— Start of SUPPLIED DATA —

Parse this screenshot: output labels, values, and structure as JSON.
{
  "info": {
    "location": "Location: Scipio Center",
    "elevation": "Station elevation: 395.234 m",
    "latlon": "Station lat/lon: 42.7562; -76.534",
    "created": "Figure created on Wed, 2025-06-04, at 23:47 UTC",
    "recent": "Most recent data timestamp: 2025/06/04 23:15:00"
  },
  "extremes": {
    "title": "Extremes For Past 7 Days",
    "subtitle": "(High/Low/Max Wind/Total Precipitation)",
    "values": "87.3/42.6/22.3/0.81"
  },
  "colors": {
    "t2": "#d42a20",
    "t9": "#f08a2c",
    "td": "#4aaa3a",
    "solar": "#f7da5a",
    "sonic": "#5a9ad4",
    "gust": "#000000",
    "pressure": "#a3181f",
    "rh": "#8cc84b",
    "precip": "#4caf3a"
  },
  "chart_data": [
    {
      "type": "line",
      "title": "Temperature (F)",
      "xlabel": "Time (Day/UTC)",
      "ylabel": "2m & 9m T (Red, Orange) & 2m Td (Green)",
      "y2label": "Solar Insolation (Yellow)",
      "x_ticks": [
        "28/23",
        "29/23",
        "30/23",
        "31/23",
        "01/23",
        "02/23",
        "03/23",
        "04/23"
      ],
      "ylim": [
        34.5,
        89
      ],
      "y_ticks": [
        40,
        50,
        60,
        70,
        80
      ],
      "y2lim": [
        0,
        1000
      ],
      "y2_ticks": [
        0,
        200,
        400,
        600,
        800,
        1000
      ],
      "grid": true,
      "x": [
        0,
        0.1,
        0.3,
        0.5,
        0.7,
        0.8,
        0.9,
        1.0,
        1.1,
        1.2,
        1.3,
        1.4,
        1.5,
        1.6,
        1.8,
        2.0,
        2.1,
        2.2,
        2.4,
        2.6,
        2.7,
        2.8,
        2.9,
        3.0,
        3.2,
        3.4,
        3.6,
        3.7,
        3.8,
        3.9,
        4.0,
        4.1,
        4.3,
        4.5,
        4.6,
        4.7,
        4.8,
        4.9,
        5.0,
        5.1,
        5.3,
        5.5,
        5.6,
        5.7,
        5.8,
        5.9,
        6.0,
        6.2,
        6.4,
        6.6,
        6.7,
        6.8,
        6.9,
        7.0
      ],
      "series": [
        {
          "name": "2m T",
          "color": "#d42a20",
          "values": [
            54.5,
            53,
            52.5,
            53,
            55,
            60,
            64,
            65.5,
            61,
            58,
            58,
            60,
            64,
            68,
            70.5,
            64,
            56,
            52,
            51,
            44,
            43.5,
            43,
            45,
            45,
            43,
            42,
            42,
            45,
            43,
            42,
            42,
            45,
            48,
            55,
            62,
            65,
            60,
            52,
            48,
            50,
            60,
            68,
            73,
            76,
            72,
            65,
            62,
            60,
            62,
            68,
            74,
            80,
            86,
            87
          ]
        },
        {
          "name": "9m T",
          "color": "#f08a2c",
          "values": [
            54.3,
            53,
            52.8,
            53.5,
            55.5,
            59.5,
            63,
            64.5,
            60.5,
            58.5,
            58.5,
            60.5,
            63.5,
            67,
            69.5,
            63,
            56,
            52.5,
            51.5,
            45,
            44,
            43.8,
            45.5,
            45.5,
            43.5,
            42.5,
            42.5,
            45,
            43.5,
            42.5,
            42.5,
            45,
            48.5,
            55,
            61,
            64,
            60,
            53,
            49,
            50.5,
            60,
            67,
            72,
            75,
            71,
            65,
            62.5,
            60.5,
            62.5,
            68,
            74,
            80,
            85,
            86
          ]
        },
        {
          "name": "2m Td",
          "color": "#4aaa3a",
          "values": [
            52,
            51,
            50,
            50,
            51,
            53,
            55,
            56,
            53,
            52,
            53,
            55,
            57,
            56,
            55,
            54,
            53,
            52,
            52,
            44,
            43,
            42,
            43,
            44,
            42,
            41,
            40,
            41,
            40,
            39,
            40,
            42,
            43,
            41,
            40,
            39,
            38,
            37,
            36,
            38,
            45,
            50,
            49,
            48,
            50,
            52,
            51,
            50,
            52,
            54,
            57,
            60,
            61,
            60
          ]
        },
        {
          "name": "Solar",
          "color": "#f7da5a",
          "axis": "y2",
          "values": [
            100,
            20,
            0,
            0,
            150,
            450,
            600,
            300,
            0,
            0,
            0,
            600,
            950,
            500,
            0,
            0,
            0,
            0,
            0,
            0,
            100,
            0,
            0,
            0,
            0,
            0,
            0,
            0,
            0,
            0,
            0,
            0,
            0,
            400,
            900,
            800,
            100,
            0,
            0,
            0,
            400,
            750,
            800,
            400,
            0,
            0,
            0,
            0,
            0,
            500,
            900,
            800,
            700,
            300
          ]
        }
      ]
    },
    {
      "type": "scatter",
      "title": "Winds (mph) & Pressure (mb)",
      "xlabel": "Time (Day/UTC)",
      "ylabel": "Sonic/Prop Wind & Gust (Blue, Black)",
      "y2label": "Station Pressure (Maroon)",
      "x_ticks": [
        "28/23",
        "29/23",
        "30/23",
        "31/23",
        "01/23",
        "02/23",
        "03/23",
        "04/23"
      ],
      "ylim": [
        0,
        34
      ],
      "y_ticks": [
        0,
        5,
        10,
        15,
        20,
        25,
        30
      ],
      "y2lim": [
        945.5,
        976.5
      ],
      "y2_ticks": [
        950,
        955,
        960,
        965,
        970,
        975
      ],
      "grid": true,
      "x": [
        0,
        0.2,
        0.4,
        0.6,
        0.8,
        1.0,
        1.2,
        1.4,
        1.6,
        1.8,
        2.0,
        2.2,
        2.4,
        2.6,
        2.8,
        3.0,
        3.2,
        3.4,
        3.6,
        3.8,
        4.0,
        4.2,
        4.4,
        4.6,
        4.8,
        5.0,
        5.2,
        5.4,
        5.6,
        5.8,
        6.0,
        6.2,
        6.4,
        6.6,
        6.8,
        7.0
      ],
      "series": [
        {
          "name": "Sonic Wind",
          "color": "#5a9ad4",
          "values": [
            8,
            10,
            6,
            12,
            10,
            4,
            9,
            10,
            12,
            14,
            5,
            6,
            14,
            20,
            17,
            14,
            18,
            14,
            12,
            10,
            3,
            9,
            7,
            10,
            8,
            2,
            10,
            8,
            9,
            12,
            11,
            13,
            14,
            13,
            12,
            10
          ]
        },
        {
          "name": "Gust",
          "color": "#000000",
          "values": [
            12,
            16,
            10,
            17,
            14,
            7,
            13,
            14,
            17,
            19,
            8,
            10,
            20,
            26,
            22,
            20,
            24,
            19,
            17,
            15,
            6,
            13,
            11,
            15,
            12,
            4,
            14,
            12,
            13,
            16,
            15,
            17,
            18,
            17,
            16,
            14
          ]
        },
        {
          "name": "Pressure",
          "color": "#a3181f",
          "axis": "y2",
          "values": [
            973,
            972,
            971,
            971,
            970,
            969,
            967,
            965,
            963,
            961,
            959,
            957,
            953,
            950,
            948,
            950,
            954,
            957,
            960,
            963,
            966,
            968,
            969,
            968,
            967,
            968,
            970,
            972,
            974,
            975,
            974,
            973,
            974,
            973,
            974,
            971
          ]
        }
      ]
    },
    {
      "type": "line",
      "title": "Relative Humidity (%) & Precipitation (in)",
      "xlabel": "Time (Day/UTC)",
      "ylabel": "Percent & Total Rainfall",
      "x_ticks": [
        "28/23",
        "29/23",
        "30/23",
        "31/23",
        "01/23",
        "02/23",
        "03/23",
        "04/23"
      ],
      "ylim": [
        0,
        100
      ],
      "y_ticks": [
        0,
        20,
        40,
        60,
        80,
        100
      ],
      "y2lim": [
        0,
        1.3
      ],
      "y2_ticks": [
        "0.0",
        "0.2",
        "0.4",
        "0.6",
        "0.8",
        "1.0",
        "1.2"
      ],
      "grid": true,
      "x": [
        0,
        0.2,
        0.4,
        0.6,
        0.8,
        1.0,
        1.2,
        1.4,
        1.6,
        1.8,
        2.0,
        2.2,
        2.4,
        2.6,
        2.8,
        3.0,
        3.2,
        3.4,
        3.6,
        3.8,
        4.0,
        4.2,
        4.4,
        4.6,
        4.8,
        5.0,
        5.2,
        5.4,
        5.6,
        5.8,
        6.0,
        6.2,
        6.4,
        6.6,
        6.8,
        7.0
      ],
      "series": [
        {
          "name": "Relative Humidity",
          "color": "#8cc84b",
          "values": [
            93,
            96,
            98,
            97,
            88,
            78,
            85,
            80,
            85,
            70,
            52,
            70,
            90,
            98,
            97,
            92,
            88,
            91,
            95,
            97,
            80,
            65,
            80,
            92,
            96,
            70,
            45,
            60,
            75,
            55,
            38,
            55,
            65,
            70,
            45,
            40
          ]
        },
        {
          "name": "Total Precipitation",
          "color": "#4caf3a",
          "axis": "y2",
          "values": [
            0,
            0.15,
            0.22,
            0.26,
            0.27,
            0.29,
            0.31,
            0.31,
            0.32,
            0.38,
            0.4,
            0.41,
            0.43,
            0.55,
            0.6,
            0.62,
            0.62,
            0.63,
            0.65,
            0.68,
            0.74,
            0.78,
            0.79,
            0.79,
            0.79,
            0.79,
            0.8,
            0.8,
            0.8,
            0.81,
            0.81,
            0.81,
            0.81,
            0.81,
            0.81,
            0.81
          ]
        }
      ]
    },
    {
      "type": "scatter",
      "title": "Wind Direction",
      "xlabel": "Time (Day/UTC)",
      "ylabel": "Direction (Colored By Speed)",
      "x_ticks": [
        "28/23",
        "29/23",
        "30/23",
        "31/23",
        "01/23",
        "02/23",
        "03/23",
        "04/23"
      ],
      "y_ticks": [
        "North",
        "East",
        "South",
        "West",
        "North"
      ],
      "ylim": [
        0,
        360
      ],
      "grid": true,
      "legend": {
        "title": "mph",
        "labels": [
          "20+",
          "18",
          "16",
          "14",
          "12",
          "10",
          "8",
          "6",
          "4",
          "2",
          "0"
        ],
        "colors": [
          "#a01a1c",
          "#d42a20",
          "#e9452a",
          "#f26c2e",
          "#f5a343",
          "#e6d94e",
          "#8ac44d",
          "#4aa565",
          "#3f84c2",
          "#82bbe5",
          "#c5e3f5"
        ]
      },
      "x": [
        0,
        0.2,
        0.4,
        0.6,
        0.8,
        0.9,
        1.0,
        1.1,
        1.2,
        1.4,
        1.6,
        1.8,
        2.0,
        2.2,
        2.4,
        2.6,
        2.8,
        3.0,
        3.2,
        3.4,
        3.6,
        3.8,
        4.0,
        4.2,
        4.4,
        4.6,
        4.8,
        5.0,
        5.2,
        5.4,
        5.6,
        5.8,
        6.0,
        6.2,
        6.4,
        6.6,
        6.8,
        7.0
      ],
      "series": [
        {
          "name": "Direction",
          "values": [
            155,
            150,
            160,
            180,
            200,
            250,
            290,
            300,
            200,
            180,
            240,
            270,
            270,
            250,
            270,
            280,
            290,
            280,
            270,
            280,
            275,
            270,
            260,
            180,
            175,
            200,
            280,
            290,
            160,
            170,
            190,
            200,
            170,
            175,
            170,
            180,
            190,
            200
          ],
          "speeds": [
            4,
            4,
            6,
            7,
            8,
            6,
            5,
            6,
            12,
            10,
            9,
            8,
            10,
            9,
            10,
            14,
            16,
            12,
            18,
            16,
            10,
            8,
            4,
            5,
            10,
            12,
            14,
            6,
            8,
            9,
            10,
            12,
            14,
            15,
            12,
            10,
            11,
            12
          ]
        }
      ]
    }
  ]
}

— End of SUPPLIED DATA —

### GIVEN INSTRUCTION
Whichever lines contain the string "labels", select and copy them.

### SOLVED PROBLEM
Parse this screenshot: output labels, values, and structure as JSON.
        "labels": [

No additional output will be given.